[Problem requirements]
Reproduce the items without any change, from the start of the items through the line that contains "user-row[interactable]: Redsika Agusman", including that line.

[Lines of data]
▼
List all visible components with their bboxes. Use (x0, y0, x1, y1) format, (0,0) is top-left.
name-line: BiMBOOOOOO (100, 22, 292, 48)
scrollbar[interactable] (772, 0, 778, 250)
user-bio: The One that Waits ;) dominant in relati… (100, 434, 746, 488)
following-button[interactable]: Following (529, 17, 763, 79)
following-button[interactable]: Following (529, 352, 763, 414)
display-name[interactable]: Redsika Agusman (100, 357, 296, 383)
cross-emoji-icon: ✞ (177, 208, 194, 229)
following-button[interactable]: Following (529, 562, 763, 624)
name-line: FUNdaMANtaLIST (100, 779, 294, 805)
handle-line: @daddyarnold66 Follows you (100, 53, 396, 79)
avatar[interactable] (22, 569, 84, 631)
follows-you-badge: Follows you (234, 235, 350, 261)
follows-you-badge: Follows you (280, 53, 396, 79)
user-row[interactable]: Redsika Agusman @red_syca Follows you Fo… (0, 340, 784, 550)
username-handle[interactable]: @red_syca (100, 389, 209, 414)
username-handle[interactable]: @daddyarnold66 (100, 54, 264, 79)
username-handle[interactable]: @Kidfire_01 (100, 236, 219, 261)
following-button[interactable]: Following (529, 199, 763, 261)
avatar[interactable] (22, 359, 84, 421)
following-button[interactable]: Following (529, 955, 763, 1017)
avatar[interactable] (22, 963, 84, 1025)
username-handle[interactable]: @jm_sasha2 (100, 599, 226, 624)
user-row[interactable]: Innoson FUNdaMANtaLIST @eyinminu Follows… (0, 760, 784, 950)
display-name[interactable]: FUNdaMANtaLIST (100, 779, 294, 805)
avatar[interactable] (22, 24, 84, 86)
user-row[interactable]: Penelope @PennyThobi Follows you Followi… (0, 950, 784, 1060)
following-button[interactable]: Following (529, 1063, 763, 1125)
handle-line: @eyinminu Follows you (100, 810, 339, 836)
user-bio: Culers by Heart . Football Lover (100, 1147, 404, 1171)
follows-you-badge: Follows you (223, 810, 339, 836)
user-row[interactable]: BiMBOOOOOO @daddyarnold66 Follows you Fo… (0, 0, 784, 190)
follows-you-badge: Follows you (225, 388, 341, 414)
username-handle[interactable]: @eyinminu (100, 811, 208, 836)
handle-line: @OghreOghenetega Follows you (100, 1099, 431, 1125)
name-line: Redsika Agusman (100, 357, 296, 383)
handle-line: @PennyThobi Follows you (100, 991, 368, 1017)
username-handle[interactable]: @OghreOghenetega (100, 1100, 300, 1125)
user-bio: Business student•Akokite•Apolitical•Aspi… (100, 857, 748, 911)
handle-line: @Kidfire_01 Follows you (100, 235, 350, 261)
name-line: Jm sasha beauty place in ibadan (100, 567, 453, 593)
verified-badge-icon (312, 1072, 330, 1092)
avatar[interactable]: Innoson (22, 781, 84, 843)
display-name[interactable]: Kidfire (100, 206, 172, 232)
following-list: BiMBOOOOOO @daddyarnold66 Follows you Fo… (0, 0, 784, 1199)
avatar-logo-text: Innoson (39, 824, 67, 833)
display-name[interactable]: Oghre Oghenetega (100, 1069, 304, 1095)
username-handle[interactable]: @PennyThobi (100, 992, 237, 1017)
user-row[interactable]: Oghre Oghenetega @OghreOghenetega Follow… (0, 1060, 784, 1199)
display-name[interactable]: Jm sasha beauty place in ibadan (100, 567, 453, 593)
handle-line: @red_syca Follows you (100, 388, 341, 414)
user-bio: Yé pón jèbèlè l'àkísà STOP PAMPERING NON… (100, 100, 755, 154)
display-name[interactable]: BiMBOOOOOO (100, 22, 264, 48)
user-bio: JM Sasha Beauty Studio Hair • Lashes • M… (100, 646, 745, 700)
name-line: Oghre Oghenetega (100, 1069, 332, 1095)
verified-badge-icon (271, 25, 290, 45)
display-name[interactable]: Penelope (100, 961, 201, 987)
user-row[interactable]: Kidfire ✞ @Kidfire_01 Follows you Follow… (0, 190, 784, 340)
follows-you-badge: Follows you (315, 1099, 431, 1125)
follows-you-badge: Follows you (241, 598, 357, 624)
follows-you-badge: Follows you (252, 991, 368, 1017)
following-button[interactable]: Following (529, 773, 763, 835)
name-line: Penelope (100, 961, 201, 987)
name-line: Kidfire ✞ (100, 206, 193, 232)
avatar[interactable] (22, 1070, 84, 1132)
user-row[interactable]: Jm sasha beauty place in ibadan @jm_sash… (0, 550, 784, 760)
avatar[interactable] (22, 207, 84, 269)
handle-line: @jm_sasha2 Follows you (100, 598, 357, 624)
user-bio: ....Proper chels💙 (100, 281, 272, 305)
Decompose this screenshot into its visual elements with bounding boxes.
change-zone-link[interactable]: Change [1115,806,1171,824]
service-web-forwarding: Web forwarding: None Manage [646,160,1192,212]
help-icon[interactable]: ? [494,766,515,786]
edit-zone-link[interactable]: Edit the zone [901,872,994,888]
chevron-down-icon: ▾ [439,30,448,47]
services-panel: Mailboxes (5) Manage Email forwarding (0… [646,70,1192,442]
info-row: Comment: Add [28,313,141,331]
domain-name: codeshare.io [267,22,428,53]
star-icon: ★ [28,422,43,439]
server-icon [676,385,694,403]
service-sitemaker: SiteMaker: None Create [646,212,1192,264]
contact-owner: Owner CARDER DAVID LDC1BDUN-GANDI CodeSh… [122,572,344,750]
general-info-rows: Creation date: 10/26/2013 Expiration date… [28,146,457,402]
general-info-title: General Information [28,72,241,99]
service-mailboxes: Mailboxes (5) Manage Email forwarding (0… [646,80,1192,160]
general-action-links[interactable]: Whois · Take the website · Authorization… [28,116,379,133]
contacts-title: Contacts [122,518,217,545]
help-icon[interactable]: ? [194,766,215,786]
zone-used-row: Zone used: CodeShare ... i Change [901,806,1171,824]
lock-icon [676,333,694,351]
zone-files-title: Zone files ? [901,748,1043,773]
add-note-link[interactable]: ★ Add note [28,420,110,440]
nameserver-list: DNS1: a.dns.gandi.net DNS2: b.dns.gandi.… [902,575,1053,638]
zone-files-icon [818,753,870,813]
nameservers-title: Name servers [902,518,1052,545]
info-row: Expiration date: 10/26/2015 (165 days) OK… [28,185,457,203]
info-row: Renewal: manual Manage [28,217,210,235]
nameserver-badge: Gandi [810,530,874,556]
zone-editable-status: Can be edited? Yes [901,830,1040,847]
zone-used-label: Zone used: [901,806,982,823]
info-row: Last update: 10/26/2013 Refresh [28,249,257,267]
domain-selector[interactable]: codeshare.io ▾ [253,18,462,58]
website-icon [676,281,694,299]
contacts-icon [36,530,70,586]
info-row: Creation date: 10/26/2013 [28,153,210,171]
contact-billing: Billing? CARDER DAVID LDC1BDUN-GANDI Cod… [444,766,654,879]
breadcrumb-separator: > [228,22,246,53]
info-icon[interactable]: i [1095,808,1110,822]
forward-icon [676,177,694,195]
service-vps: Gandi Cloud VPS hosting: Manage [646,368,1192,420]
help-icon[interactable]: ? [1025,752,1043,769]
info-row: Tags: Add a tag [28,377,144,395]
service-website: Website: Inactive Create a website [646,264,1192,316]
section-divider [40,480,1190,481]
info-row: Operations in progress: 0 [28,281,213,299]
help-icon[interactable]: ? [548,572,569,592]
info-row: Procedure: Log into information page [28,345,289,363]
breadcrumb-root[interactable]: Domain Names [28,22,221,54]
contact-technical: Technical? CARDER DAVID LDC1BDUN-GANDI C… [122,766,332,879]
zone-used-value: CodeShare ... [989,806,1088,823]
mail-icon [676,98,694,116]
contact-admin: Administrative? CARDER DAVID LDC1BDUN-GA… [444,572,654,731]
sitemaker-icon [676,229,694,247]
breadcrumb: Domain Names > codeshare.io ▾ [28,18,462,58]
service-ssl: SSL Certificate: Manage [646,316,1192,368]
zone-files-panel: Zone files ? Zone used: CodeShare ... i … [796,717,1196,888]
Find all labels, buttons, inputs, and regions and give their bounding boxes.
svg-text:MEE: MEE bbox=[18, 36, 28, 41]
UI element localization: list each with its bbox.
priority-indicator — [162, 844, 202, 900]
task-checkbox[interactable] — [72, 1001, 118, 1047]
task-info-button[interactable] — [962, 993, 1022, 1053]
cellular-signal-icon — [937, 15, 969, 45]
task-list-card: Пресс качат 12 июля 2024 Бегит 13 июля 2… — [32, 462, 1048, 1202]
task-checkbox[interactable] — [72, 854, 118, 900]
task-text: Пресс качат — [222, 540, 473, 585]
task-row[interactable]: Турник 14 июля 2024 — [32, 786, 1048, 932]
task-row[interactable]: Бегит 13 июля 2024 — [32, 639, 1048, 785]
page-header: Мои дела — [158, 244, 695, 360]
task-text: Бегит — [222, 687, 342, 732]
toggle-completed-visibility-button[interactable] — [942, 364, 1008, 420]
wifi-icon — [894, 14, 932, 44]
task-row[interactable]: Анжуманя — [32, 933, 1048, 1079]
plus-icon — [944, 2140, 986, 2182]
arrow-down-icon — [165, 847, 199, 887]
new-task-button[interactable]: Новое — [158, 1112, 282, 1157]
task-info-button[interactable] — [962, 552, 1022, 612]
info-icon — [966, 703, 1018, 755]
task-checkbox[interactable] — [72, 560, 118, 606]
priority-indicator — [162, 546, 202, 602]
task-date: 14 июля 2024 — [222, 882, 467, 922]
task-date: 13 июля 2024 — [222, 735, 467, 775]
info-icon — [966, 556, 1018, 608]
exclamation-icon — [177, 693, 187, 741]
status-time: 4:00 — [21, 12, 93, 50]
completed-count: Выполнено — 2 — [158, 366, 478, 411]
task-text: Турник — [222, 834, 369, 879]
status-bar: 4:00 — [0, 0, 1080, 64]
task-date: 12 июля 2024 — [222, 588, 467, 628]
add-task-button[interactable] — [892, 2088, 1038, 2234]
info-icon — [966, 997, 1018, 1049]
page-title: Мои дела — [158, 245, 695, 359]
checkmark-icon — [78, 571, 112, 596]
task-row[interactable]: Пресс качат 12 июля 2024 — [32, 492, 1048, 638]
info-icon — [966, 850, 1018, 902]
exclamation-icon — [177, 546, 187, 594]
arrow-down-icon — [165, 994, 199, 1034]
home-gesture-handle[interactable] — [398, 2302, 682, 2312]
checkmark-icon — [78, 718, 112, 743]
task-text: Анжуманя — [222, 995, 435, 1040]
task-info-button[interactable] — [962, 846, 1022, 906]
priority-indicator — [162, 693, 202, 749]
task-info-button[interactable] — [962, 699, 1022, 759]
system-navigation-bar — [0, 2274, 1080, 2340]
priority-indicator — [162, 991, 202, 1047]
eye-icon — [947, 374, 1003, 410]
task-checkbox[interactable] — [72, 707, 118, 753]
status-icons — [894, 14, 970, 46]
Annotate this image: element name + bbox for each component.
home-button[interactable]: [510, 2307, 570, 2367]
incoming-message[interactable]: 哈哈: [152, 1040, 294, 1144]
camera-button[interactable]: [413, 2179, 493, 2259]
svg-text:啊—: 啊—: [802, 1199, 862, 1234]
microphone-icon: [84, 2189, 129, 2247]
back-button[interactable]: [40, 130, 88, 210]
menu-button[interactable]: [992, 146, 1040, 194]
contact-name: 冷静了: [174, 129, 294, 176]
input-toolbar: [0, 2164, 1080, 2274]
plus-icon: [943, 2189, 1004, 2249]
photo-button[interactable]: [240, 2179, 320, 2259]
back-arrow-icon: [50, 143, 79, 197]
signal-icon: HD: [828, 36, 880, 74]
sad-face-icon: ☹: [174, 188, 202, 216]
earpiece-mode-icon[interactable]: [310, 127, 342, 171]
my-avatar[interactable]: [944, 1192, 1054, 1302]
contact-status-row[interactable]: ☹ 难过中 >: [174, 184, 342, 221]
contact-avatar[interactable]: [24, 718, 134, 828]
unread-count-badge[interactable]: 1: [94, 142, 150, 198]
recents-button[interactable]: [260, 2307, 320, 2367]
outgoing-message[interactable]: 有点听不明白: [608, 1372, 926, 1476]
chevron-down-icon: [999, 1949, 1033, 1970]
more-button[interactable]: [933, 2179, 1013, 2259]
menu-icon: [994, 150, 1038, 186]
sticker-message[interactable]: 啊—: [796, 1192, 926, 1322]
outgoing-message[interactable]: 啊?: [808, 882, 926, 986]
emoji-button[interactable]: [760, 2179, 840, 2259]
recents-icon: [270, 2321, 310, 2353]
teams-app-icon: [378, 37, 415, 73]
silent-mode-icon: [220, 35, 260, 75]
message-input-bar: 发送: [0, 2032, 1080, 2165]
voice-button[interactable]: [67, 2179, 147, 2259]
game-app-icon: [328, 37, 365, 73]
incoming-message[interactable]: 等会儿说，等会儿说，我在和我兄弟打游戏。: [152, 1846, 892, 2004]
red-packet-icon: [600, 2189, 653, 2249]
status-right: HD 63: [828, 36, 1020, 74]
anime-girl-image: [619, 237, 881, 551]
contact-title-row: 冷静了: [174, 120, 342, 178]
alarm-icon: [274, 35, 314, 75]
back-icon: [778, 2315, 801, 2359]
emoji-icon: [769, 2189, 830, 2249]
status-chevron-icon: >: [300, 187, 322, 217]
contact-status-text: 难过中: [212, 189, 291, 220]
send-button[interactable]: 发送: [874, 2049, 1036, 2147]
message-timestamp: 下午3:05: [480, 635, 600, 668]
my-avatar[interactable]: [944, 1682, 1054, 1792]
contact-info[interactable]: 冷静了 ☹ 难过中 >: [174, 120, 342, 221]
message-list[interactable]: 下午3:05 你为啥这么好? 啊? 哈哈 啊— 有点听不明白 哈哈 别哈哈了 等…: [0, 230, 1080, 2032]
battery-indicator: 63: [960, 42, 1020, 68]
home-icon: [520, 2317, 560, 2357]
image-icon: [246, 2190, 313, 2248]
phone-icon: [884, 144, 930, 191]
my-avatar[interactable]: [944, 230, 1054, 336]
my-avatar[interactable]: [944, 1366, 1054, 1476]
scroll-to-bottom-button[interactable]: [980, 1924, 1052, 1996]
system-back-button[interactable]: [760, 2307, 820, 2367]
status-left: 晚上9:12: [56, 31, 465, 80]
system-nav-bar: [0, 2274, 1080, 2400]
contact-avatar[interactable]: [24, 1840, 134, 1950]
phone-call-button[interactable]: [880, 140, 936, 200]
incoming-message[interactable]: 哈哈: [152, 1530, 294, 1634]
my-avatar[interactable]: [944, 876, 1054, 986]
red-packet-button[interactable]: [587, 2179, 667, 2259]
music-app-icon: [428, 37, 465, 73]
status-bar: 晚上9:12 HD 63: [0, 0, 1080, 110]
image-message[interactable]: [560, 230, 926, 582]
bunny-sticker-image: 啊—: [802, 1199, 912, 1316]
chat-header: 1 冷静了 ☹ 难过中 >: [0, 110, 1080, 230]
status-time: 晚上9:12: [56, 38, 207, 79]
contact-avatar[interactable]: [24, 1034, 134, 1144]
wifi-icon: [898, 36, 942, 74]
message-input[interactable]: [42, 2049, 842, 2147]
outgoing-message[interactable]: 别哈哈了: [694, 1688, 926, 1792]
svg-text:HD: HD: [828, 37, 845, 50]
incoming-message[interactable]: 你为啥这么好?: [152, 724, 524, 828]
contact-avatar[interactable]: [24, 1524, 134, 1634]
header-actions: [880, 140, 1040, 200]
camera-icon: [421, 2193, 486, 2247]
▲
[Finished answer]
List all visible components with their bboxes. Use (x0, y0, x1, y1) format, (0,0) is top-left.
name-line: BiMBOOOOOO (100, 22, 292, 48)
scrollbar[interactable] (772, 0, 778, 250)
user-bio: The One that Waits ;) dominant in relati… (100, 434, 746, 488)
following-button[interactable]: Following (529, 17, 763, 79)
following-button[interactable]: Following (529, 352, 763, 414)
display-name[interactable]: Redsika Agusman (100, 357, 296, 383)
cross-emoji-icon: ✞ (177, 208, 194, 229)
following-button[interactable]: Following (529, 562, 763, 624)
name-line: FUNdaMANtaLIST (100, 779, 294, 805)
handle-line: @daddyarnold66 Follows you (100, 53, 396, 79)
avatar[interactable] (22, 569, 84, 631)
follows-you-badge: Follows you (234, 235, 350, 261)
follows-you-badge: Follows you (280, 53, 396, 79)
user-row[interactable]: Redsika Agusman @red_syca Follows you Fo… (0, 340, 784, 550)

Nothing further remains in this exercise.